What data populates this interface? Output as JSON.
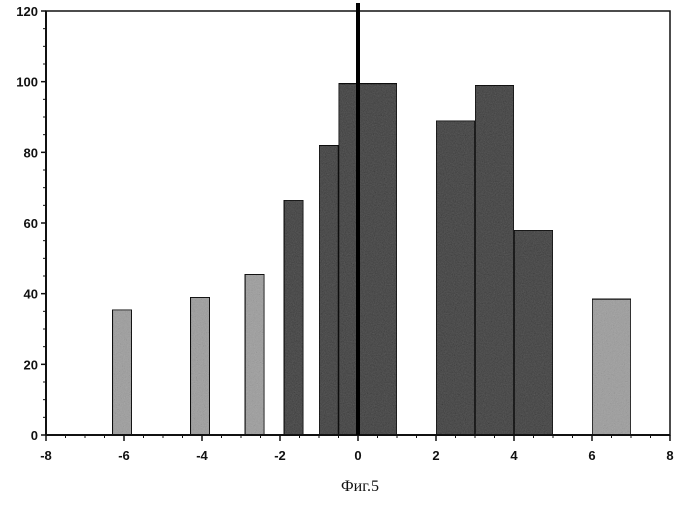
{
  "chart_data": {
    "type": "bar",
    "title": "",
    "xlabel": "",
    "ylabel": "",
    "xlim": [
      -8,
      8
    ],
    "ylim": [
      0,
      120
    ],
    "x_ticks": [
      -8,
      -6,
      -4,
      -2,
      0,
      2,
      4,
      6,
      8
    ],
    "y_ticks": [
      0,
      20,
      40,
      60,
      80,
      100,
      120
    ],
    "grid": false,
    "legend": "none",
    "series": [
      {
        "bars": [
          {
            "x_start": -6.3,
            "x_end": -5.8,
            "value": 35.5,
            "shade": "light"
          },
          {
            "x_start": -4.3,
            "x_end": -3.8,
            "value": 39,
            "shade": "light"
          },
          {
            "x_start": -2.9,
            "x_end": -2.4,
            "value": 45.5,
            "shade": "light"
          },
          {
            "x_start": -1.9,
            "x_end": -1.4,
            "value": 66.5,
            "shade": "dark"
          },
          {
            "x_start": -1.0,
            "x_end": -0.5,
            "value": 82,
            "shade": "dark"
          },
          {
            "x_start": -0.5,
            "x_end": 0.0,
            "value": 99.5,
            "shade": "dark"
          },
          {
            "x_start": 0.0,
            "x_end": 1.0,
            "value": 99.5,
            "shade": "dark"
          },
          {
            "x_start": 2.0,
            "x_end": 3.0,
            "value": 89,
            "shade": "dark"
          },
          {
            "x_start": 3.0,
            "x_end": 4.0,
            "value": 99,
            "shade": "dark"
          },
          {
            "x_start": 4.0,
            "x_end": 5.0,
            "value": 58,
            "shade": "dark"
          },
          {
            "x_start": 6.0,
            "x_end": 7.0,
            "value": 38.5,
            "shade": "light"
          }
        ]
      }
    ],
    "vertical_line_x": 0,
    "colors": {
      "dark_fill": "#5a5a5a",
      "light_fill": "#a8a8a8",
      "outline": "#111111",
      "axis": "#111111"
    }
  },
  "caption": "Фиг.5"
}
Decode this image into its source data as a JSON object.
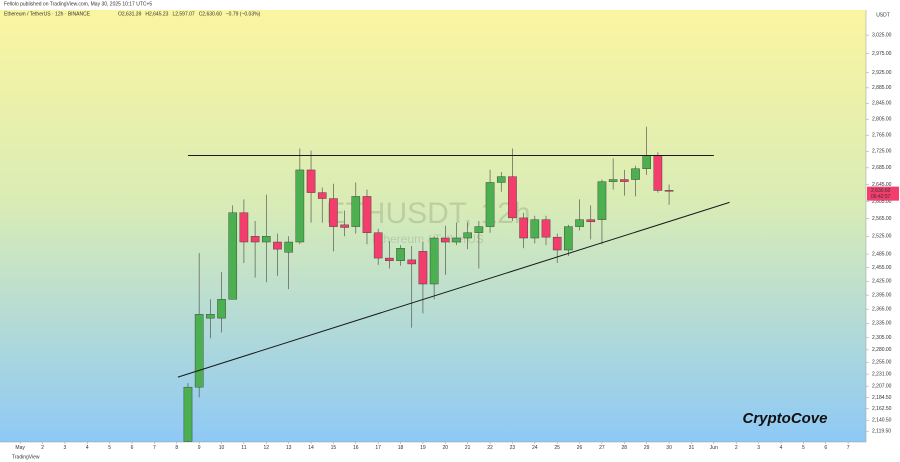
{
  "chart_data": {
    "type": "candlestick",
    "publisher": "Fellolo published on TradingView.com, May 30, 2025 10:17 UTC+5",
    "title": "Ethereum / TetherUS · 12h · BINANCE",
    "header_values": [
      "O2,631.39",
      "H2,645.23",
      "L2,597.07",
      "C2,630.60",
      "−0.79 (−0.03%)"
    ],
    "watermark": "ETHUSDT, 12h",
    "watermark_sub": "Ethereum / TetherUS",
    "y_axis_label": "USDT",
    "brand": "CryptoCove",
    "footer": "TradingView",
    "log_scale": true,
    "up_color": "#4caf50",
    "down_color": "#f23d6d",
    "line_color": "#1a1a1a",
    "xlim": [
      0.1,
      38.8
    ],
    "ylim": [
      2099,
      3094
    ],
    "xticks": [
      {
        "value": 1,
        "label": "May"
      },
      2,
      3,
      4,
      5,
      6,
      7,
      8,
      9,
      10,
      11,
      12,
      13,
      14,
      15,
      16,
      17,
      18,
      19,
      20,
      21,
      22,
      23,
      24,
      25,
      26,
      27,
      28,
      29,
      30,
      31,
      {
        "value": 32,
        "label": "Jun"
      },
      {
        "value": 33,
        "label": "2"
      },
      {
        "value": 34,
        "label": "3"
      },
      {
        "value": 35,
        "label": "4"
      },
      {
        "value": 36,
        "label": "5"
      },
      {
        "value": 37,
        "label": "6"
      },
      {
        "value": 38,
        "label": "7"
      }
    ],
    "yticks": [
      {
        "value": 3025,
        "label": "3,025.00"
      },
      {
        "value": 2975,
        "label": "2,975.00"
      },
      {
        "value": 2925,
        "label": "2,925.00"
      },
      {
        "value": 2885,
        "label": "2,885.00"
      },
      {
        "value": 2845,
        "label": "2,845.00"
      },
      {
        "value": 2805,
        "label": "2,805.00"
      },
      {
        "value": 2765,
        "label": "2,765.00"
      },
      {
        "value": 2725,
        "label": "2,725.00"
      },
      {
        "value": 2685,
        "label": "2,685.00"
      },
      {
        "value": 2645,
        "label": "2,645.00"
      },
      {
        "value": 2605,
        "label": "2,605.00"
      },
      {
        "value": 2565,
        "label": "2,565.00"
      },
      {
        "value": 2525,
        "label": "2,525.00"
      },
      {
        "value": 2485,
        "label": "2,485.00"
      },
      {
        "value": 2455,
        "label": "2,455.00"
      },
      {
        "value": 2425,
        "label": "2,425.00"
      },
      {
        "value": 2395,
        "label": "2,395.00"
      },
      {
        "value": 2365,
        "label": "2,365.00"
      },
      {
        "value": 2335,
        "label": "2,335.00"
      },
      {
        "value": 2305,
        "label": "2,305.00"
      },
      {
        "value": 2280,
        "label": "2,280.00"
      },
      {
        "value": 2255,
        "label": "2,255.00"
      },
      {
        "value": 2231,
        "label": "2,231.00"
      },
      {
        "value": 2207,
        "label": "2,207.00"
      },
      {
        "value": 2184.5,
        "label": "2,184.50"
      },
      {
        "value": 2162.5,
        "label": "2,162.50"
      },
      {
        "value": 2140.5,
        "label": "2,140.50"
      },
      {
        "value": 2119.5,
        "label": "2,119.50"
      }
    ],
    "price_tag": {
      "value": 2630.6,
      "label": "2,630.60",
      "countdown": "06:42:57"
    },
    "candles": {
      "x": [
        8.5,
        9,
        9.5,
        10,
        10.5,
        11,
        11.5,
        12,
        12.5,
        13,
        13.5,
        14,
        14.5,
        15,
        15.5,
        16,
        16.5,
        17,
        17.5,
        18,
        18.5,
        19,
        19.5,
        20,
        20.5,
        21,
        21.5,
        22,
        22.5,
        23,
        23.5,
        24,
        24.5,
        25,
        25.5,
        26,
        26.5,
        27,
        27.5,
        28,
        28.5,
        29,
        29.5,
        30
      ],
      "open": [
        2100,
        2205,
        2346,
        2346,
        2386,
        2579,
        2525,
        2512,
        2512,
        2489,
        2512,
        2680,
        2626,
        2612,
        2551,
        2547,
        2617,
        2533,
        2476,
        2470,
        2472,
        2491,
        2419,
        2521,
        2512,
        2521,
        2533,
        2547,
        2650,
        2664,
        2567,
        2521,
        2563,
        2523,
        2494,
        2547,
        2563,
        2563,
        2652,
        2657,
        2657,
        2683,
        2715,
        2631.39
      ],
      "high": [
        2213,
        2487,
        2386,
        2445,
        2596,
        2610,
        2560,
        2621,
        2531,
        2525,
        2732,
        2727,
        2638,
        2647,
        2584,
        2650,
        2633,
        2542,
        2514,
        2505,
        2503,
        2512,
        2525,
        2549,
        2556,
        2556,
        2560,
        2680,
        2675,
        2732,
        2579,
        2572,
        2572,
        2531,
        2551,
        2610,
        2596,
        2657,
        2708,
        2680,
        2690,
        2786,
        2723,
        2645.23
      ],
      "low": [
        2090,
        2184.5,
        2304,
        2316,
        2386,
        2465,
        2433,
        2423,
        2437,
        2408,
        2507,
        2556,
        2556,
        2491,
        2525,
        2531,
        2507,
        2461,
        2453,
        2459,
        2326,
        2356,
        2386,
        2439,
        2505,
        2496,
        2453,
        2533,
        2628,
        2560,
        2498,
        2509,
        2505,
        2465,
        2481,
        2538,
        2518,
        2507,
        2633,
        2619,
        2617,
        2668,
        2626,
        2597.07
      ],
      "close": [
        2205,
        2354,
        2354,
        2386,
        2579,
        2512,
        2512,
        2525,
        2496,
        2512,
        2680,
        2626,
        2612,
        2547,
        2545,
        2617,
        2533,
        2476,
        2470,
        2498,
        2463,
        2419,
        2521,
        2512,
        2521,
        2533,
        2547,
        2650,
        2664,
        2567,
        2521,
        2563,
        2523,
        2494,
        2547,
        2563,
        2558,
        2652,
        2657,
        2652,
        2683,
        2715,
        2631,
        2630.6
      ]
    },
    "trendlines": [
      {
        "x": [
          8.5,
          32
        ],
        "y": [
          2715,
          2715
        ]
      },
      {
        "x": [
          8.05,
          32.7
        ],
        "y": [
          2225,
          2603
        ]
      }
    ]
  }
}
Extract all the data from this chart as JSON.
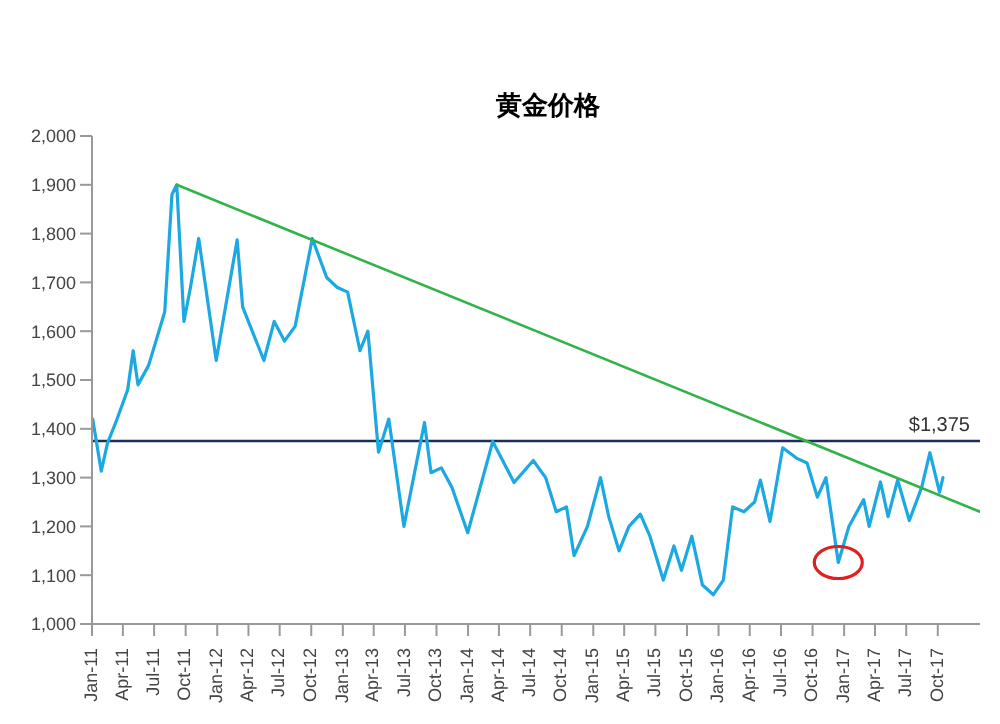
{
  "chart_data": {
    "type": "line",
    "title": "黄金价格",
    "xlim": [
      "2011-01-01",
      "2018-02-01"
    ],
    "xticks": [
      {
        "value": "2011-01-01",
        "label": "Jan-11"
      },
      {
        "value": "2011-04-01",
        "label": "Apr-11"
      },
      {
        "value": "2011-07-01",
        "label": "Jul-11"
      },
      {
        "value": "2011-10-01",
        "label": "Oct-11"
      },
      {
        "value": "2012-01-01",
        "label": "Jan-12"
      },
      {
        "value": "2012-04-01",
        "label": "Apr-12"
      },
      {
        "value": "2012-07-01",
        "label": "Jul-12"
      },
      {
        "value": "2012-10-01",
        "label": "Oct-12"
      },
      {
        "value": "2013-01-01",
        "label": "Jan-13"
      },
      {
        "value": "2013-04-01",
        "label": "Apr-13"
      },
      {
        "value": "2013-07-01",
        "label": "Jul-13"
      },
      {
        "value": "2013-10-01",
        "label": "Oct-13"
      },
      {
        "value": "2014-01-01",
        "label": "Jan-14"
      },
      {
        "value": "2014-04-01",
        "label": "Apr-14"
      },
      {
        "value": "2014-07-01",
        "label": "Jul-14"
      },
      {
        "value": "2014-10-01",
        "label": "Oct-14"
      },
      {
        "value": "2015-01-01",
        "label": "Jan-15"
      },
      {
        "value": "2015-04-01",
        "label": "Apr-15"
      },
      {
        "value": "2015-07-01",
        "label": "Jul-15"
      },
      {
        "value": "2015-10-01",
        "label": "Oct-15"
      },
      {
        "value": "2016-01-01",
        "label": "Jan-16"
      },
      {
        "value": "2016-04-01",
        "label": "Apr-16"
      },
      {
        "value": "2016-07-01",
        "label": "Jul-16"
      },
      {
        "value": "2016-10-01",
        "label": "Oct-16"
      },
      {
        "value": "2017-01-01",
        "label": "Jan-17"
      },
      {
        "value": "2017-04-01",
        "label": "Apr-17"
      },
      {
        "value": "2017-07-01",
        "label": "Jul-17"
      },
      {
        "value": "2017-10-01",
        "label": "Oct-17"
      }
    ],
    "ylim": [
      1000,
      2000
    ],
    "yticks": [
      {
        "value": 1000,
        "label": "1,000"
      },
      {
        "value": 1100,
        "label": "1,100"
      },
      {
        "value": 1200,
        "label": "1,200"
      },
      {
        "value": 1300,
        "label": "1,300"
      },
      {
        "value": 1400,
        "label": "1,400"
      },
      {
        "value": 1500,
        "label": "1,500"
      },
      {
        "value": 1600,
        "label": "1,600"
      },
      {
        "value": 1700,
        "label": "1,700"
      },
      {
        "value": 1800,
        "label": "1,800"
      },
      {
        "value": 1900,
        "label": "1,900"
      },
      {
        "value": 2000,
        "label": "2,000"
      }
    ],
    "marker": "none",
    "line_style": "solid",
    "ref_lines": [
      {
        "axis": "y",
        "value": 1375,
        "label": "$1,375",
        "color": "#1f2d5a"
      }
    ],
    "series": [
      {
        "color": "#1ca9e1",
        "x": [
          "2011-01-03",
          "2011-01-28",
          "2011-02-15",
          "2011-03-15",
          "2011-04-15",
          "2011-05-01",
          "2011-05-15",
          "2011-06-15",
          "2011-07-15",
          "2011-08-01",
          "2011-08-22",
          "2011-09-05",
          "2011-09-26",
          "2011-10-15",
          "2011-11-08",
          "2011-12-29",
          "2012-02-28",
          "2012-03-15",
          "2012-05-16",
          "2012-06-15",
          "2012-07-15",
          "2012-08-15",
          "2012-10-04",
          "2012-11-15",
          "2012-12-15",
          "2013-01-15",
          "2013-02-20",
          "2013-03-15",
          "2013-04-15",
          "2013-05-15",
          "2013-06-28",
          "2013-08-27",
          "2013-09-15",
          "2013-10-15",
          "2013-11-15",
          "2013-12-31",
          "2014-03-14",
          "2014-05-15",
          "2014-07-10",
          "2014-08-15",
          "2014-09-15",
          "2014-10-15",
          "2014-11-06",
          "2014-12-15",
          "2015-01-22",
          "2015-02-15",
          "2015-03-17",
          "2015-04-15",
          "2015-05-18",
          "2015-06-15",
          "2015-07-24",
          "2015-08-24",
          "2015-09-15",
          "2015-10-15",
          "2015-11-15",
          "2015-12-17",
          "2016-01-15",
          "2016-02-11",
          "2016-03-15",
          "2016-04-15",
          "2016-05-02",
          "2016-05-30",
          "2016-07-06",
          "2016-08-15",
          "2016-09-15",
          "2016-10-15",
          "2016-11-09",
          "2016-12-15",
          "2017-01-15",
          "2017-02-27",
          "2017-03-15",
          "2017-04-17",
          "2017-05-09",
          "2017-06-06",
          "2017-07-10",
          "2017-08-15",
          "2017-09-08",
          "2017-10-06",
          "2017-10-16"
        ],
        "values": [
          1420,
          1313,
          1370,
          1420,
          1480,
          1560,
          1490,
          1530,
          1600,
          1640,
          1880,
          1900,
          1620,
          1690,
          1790,
          1540,
          1787,
          1650,
          1540,
          1620,
          1580,
          1610,
          1790,
          1710,
          1690,
          1680,
          1560,
          1600,
          1352,
          1420,
          1200,
          1413,
          1310,
          1320,
          1280,
          1187,
          1374,
          1290,
          1335,
          1300,
          1230,
          1240,
          1140,
          1200,
          1300,
          1220,
          1150,
          1200,
          1225,
          1180,
          1090,
          1160,
          1110,
          1180,
          1080,
          1060,
          1090,
          1240,
          1230,
          1250,
          1295,
          1210,
          1361,
          1340,
          1330,
          1260,
          1300,
          1126,
          1200,
          1255,
          1200,
          1291,
          1220,
          1295,
          1212,
          1280,
          1351,
          1270,
          1300
        ]
      },
      {
        "color": "#33b24a",
        "x": [
          "2011-09-05",
          "2018-02-01"
        ],
        "values": [
          1900,
          1230
        ]
      }
    ]
  }
}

**TASK**:
Using the records above, find and show each line with the string "TradingView".

**FINAL RESULT**:
    "publisher": "Fellolo published on TradingView.com, May 30, 2025 10:17 UTC+5",
    "footer": "TradingView",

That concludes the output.